Work to complete:
Transcribe every one of the entries below word for word, leaving each line unchanged.

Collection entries
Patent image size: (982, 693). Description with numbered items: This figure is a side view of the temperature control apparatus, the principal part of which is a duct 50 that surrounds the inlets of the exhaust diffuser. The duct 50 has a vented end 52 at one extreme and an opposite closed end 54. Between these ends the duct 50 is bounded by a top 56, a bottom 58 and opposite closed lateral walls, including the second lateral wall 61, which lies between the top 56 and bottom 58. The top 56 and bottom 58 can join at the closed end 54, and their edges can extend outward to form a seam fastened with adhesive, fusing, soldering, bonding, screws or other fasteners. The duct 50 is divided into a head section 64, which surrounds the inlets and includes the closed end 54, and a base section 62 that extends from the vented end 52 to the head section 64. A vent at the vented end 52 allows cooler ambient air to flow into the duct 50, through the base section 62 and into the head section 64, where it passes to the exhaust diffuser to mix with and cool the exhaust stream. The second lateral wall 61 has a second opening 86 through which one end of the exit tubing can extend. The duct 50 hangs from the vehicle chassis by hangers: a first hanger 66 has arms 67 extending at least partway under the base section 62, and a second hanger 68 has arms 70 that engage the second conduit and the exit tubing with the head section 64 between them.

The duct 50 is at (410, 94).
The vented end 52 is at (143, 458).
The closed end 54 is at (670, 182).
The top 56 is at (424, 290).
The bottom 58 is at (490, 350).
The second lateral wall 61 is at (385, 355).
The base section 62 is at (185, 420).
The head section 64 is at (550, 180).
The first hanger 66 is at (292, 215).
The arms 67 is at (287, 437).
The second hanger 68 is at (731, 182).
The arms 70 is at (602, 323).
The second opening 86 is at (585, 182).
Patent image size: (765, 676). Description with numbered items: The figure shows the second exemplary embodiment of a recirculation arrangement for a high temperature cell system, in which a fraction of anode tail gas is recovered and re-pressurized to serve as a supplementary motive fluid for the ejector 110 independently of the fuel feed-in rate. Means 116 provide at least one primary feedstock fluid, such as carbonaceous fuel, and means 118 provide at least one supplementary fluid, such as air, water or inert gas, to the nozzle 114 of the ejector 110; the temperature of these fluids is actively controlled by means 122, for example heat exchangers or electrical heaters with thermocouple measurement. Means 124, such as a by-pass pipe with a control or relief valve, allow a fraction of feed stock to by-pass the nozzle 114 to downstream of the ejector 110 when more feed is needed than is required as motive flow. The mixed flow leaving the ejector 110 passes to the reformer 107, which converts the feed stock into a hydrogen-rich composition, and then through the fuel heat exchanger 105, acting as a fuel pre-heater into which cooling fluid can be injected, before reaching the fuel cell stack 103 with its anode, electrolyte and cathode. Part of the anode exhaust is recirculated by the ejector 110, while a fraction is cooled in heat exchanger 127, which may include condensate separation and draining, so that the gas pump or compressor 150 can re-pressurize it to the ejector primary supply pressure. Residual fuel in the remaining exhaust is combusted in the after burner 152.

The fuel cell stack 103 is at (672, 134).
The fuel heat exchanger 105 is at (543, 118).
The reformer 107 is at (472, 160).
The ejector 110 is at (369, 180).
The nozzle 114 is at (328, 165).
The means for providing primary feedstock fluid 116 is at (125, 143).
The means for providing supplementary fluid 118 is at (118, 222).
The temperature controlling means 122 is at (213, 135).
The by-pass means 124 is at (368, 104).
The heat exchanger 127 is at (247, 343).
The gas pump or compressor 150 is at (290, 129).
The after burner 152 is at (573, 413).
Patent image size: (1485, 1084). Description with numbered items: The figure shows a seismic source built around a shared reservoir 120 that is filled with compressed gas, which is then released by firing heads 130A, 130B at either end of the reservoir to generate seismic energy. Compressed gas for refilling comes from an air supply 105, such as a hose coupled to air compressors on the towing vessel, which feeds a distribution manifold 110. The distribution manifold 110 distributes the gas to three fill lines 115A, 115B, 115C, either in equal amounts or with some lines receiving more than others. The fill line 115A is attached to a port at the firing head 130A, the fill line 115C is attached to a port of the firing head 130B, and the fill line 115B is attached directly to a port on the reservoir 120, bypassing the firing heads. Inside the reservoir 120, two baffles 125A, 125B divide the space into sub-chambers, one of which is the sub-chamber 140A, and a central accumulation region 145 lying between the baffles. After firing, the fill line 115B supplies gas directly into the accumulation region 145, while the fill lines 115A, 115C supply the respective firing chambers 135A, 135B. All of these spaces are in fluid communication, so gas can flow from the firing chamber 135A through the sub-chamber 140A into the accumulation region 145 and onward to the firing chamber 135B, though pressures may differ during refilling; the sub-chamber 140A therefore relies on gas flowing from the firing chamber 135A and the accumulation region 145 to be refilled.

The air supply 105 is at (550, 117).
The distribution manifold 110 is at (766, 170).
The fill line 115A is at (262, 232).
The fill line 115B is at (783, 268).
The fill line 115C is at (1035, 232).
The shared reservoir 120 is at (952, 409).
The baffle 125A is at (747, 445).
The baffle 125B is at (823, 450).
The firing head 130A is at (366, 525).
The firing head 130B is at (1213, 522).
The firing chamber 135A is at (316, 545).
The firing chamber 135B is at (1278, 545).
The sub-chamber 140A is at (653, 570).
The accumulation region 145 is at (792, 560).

Expected output:
Patent image size: (982, 693). Description with numbered items: This figure is a side view of the temperature control apparatus, the principal part of which is a duct 50 that surrounds the inlets of the exhaust diffuser. The duct 50 has a vented end 52 at one extreme and an opposite closed end 54. Between these ends the duct 50 is bounded by a top 56, a bottom 58 and opposite closed lateral walls, including the second lateral wall 61, which lies between the top 56 and bottom 58. The top 56 and bottom 58 can join at the closed end 54, and their edges can extend outward to form a seam fastened with adhesive, fusing, soldering, bonding, screws or other fasteners. The duct 50 is divided into a head section 64, which surrounds the inlets and includes the closed end 54, and a base section 62 that extends from the vented end 52 to the head section 64. A vent at the vented end 52 allows cooler ambient air to flow into the duct 50, through the base section 62 and into the head section 64, where it passes to the exhaust diffuser to mix with and cool the exhaust stream. The second lateral wall 61 has a second opening 86 through which one end of the exit tubing can extend. The duct 50 hangs from the vehicle chassis by hangers: a first hanger 66 has arms 67 extending at least partway under the base section 62, and a second hanger 68 has arms 70 that engage the second conduit and the exit tubing with the head section 64 between them.

The duct 50 is at (410, 94).
The vented end 52 is at (143, 458).
The closed end 54 is at (670, 182).
The top 56 is at (424, 290).
The bottom 58 is at (490, 350).
The second lateral wall 61 is at (385, 355).
The base section 62 is at (185, 420).
The head section 64 is at (550, 180).
The first hanger 66 is at (292, 215).
The arms 67 is at (287, 437).
The second hanger 68 is at (731, 182).
The arms 70 is at (602, 323).
The second opening 86 is at (585, 182).
Patent image size: (765, 676). Description with numbered items: The figure shows the second exemplary embodiment of a recirculation arrangement for a high temperature cell system, in which a fraction of anode tail gas is recovered and re-pressurized to serve as a supplementary motive fluid for the ejector 110 independently of the fuel feed-in rate. Means 116 provide at least one primary feedstock fluid, such as carbonaceous fuel, and means 118 provide at least one supplementary fluid, such as air, water or inert gas, to the nozzle 114 of the ejector 110; the temperature of these fluids is actively controlled by means 122, for example heat exchangers or electrical heaters with thermocouple measurement. Means 124, such as a by-pass pipe with a control or relief valve, allow a fraction of feed stock to by-pass the nozzle 114 to downstream of the ejector 110 when more feed is needed than is required as motive flow. The mixed flow leaving the ejector 110 passes to the reformer 107, which converts the feed stock into a hydrogen-rich composition, and then through the fuel heat exchanger 105, acting as a fuel pre-heater into which cooling fluid can be injected, before reaching the fuel cell stack 103 with its anode, electrolyte and cathode. Part of the anode exhaust is recirculated by the ejector 110, while a fraction is cooled in heat exchanger 127, which may include condensate separation and draining, so that the gas pump or compressor 150 can re-pressurize it to the ejector primary supply pressure. Residual fuel in the remaining exhaust is combusted in the after burner 152.

The fuel cell stack 103 is at (672, 134).
The fuel heat exchanger 105 is at (543, 118).
The reformer 107 is at (472, 160).
The ejector 110 is at (369, 180).
The nozzle 114 is at (328, 165).
The means for providing primary feedstock fluid 116 is at (125, 143).
The means for providing supplementary fluid 118 is at (118, 222).
The temperature controlling means 122 is at (213, 135).
The by-pass means 124 is at (368, 104).
The heat exchanger 127 is at (247, 343).
The gas pump or compressor 150 is at (290, 129).
The after burner 152 is at (573, 413).
Patent image size: (1485, 1084). Description with numbered items: The figure shows a seismic source built around a shared reservoir 120 that is filled with compressed gas, which is then released by firing heads 130A, 130B at either end of the reservoir to generate seismic energy. Compressed gas for refilling comes from an air supply 105, such as a hose coupled to air compressors on the towing vessel, which feeds a distribution manifold 110. The distribution manifold 110 distributes the gas to three fill lines 115A, 115B, 115C, either in equal amounts or with some lines receiving more than others. The fill line 115A is attached to a port at the firing head 130A, the fill line 115C is attached to a port of the firing head 130B, and the fill line 115B is attached directly to a port on the reservoir 120, bypassing the firing heads. Inside the reservoir 120, two baffles 125A, 125B divide the space into sub-chambers, one of which is the sub-chamber 140A, and a central accumulation region 145 lying between the baffles. After firing, the fill line 115B supplies gas directly into the accumulation region 145, while the fill lines 115A, 115C supply the respective firing chambers 135A, 135B. All of these spaces are in fluid communication, so gas can flow from the firing chamber 135A through the sub-chamber 140A into the accumulation region 145 and onward to the firing chamber 135B, though pressures may differ during refilling; the sub-chamber 140A therefore relies on gas flowing from the firing chamber 135A and the accumulation region 145 to be refilled.

The air supply 105 is at (550, 117).
The distribution manifold 110 is at (766, 170).
The fill line 115A is at (262, 232).
The fill line 115B is at (783, 268).
The fill line 115C is at (1035, 232).
The shared reservoir 120 is at (952, 409).
The baffle 125A is at (747, 445).
The baffle 125B is at (823, 450).
The firing head 130A is at (366, 525).
The firing head 130B is at (1213, 522).
The firing chamber 135A is at (316, 545).
The firing chamber 135B is at (1278, 545).
The sub-chamber 140A is at (653, 570).
The accumulation region 145 is at (792, 560).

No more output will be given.